Return each line of the records with nothing changed, pictures excepted.

# Record extracts start

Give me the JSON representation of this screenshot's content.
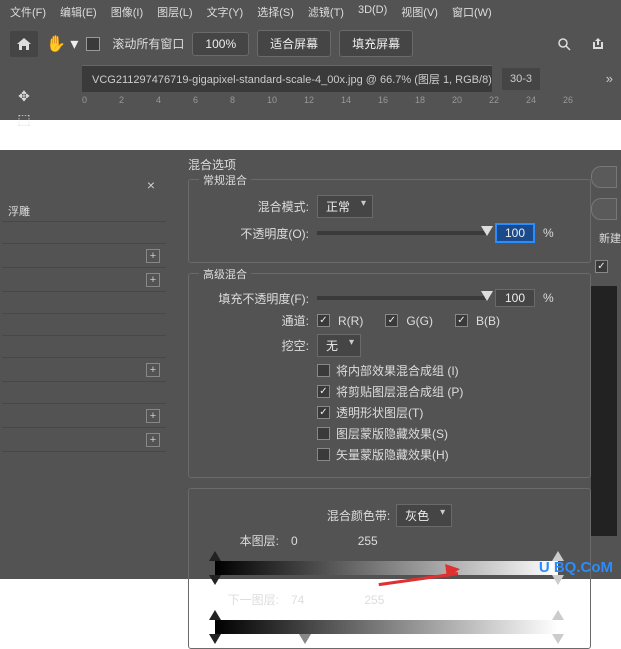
{
  "menubar": [
    "文件(F)",
    "编辑(E)",
    "图像(I)",
    "图层(L)",
    "文字(Y)",
    "选择(S)",
    "滤镜(T)",
    "3D(D)",
    "视图(V)",
    "窗口(W)"
  ],
  "toolbar": {
    "scroll_all": "滚动所有窗口",
    "zoom": "100%",
    "fit_screen": "适合屏幕",
    "fill_screen": "填充屏幕"
  },
  "tabs": {
    "active": "VCG211297476719-gigapixel-standard-scale-4_00x.jpg @ 66.7% (图层 1, RGB/8) *",
    "second": "30-3",
    "more": "»"
  },
  "ruler": [
    "0",
    "2",
    "4",
    "6",
    "8",
    "10",
    "12",
    "14",
    "16",
    "18",
    "20",
    "22",
    "24",
    "26"
  ],
  "left_items": {
    "relief": "浮雕"
  },
  "dlg": {
    "title": "混合选项",
    "general": {
      "legend": "常规混合",
      "blend_mode_lbl": "混合模式:",
      "blend_mode_val": "正常",
      "opacity_lbl": "不透明度(O):",
      "opacity_val": "100",
      "pct": "%"
    },
    "advanced": {
      "legend": "高级混合",
      "fill_lbl": "填充不透明度(F):",
      "fill_val": "100",
      "channels_lbl": "通道:",
      "r": "R(R)",
      "g": "G(G)",
      "b": "B(B)",
      "knockout_lbl": "挖空:",
      "knockout_val": "无",
      "opts": [
        "将内部效果混合成组 (I)",
        "将剪贴图层混合成组 (P)",
        "透明形状图层(T)",
        "图层蒙版隐藏效果(S)",
        "矢量蒙版隐藏效果(H)"
      ]
    },
    "blendif": {
      "label": "混合颜色带:",
      "value": "灰色",
      "this_lbl": "本图层:",
      "this_lo": "0",
      "this_hi": "255",
      "under_lbl": "下一图层:",
      "under_lo": "74",
      "under_hi": "255"
    },
    "right": {
      "new": "新建"
    }
  },
  "watermark": {
    "a": "U",
    "b": "i",
    "c": "BQ.CoM"
  }
}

# Record extracts end

Task result:
Give me the JSON representation of this screenshot's content.
{
  "menubar": [
    "文件(F)",
    "编辑(E)",
    "图像(I)",
    "图层(L)",
    "文字(Y)",
    "选择(S)",
    "滤镜(T)",
    "3D(D)",
    "视图(V)",
    "窗口(W)"
  ],
  "toolbar": {
    "scroll_all": "滚动所有窗口",
    "zoom": "100%",
    "fit_screen": "适合屏幕",
    "fill_screen": "填充屏幕"
  },
  "tabs": {
    "active": "VCG211297476719-gigapixel-standard-scale-4_00x.jpg @ 66.7% (图层 1, RGB/8) *",
    "second": "30-3",
    "more": "»"
  },
  "ruler": [
    "0",
    "2",
    "4",
    "6",
    "8",
    "10",
    "12",
    "14",
    "16",
    "18",
    "20",
    "22",
    "24",
    "26"
  ],
  "left_items": {
    "relief": "浮雕"
  },
  "dlg": {
    "title": "混合选项",
    "general": {
      "legend": "常规混合",
      "blend_mode_lbl": "混合模式:",
      "blend_mode_val": "正常",
      "opacity_lbl": "不透明度(O):",
      "opacity_val": "100",
      "pct": "%"
    },
    "advanced": {
      "legend": "高级混合",
      "fill_lbl": "填充不透明度(F):",
      "fill_val": "100",
      "channels_lbl": "通道:",
      "r": "R(R)",
      "g": "G(G)",
      "b": "B(B)",
      "knockout_lbl": "挖空:",
      "knockout_val": "无",
      "opts": [
        "将内部效果混合成组 (I)",
        "将剪贴图层混合成组 (P)",
        "透明形状图层(T)",
        "图层蒙版隐藏效果(S)",
        "矢量蒙版隐藏效果(H)"
      ]
    },
    "blendif": {
      "label": "混合颜色带:",
      "value": "灰色",
      "this_lbl": "本图层:",
      "this_lo": "0",
      "this_hi": "255",
      "under_lbl": "下一图层:",
      "under_lo": "74",
      "under_hi": "255"
    },
    "right": {
      "new": "新建"
    }
  },
  "watermark": {
    "a": "U",
    "b": "i",
    "c": "BQ.CoM"
  }
}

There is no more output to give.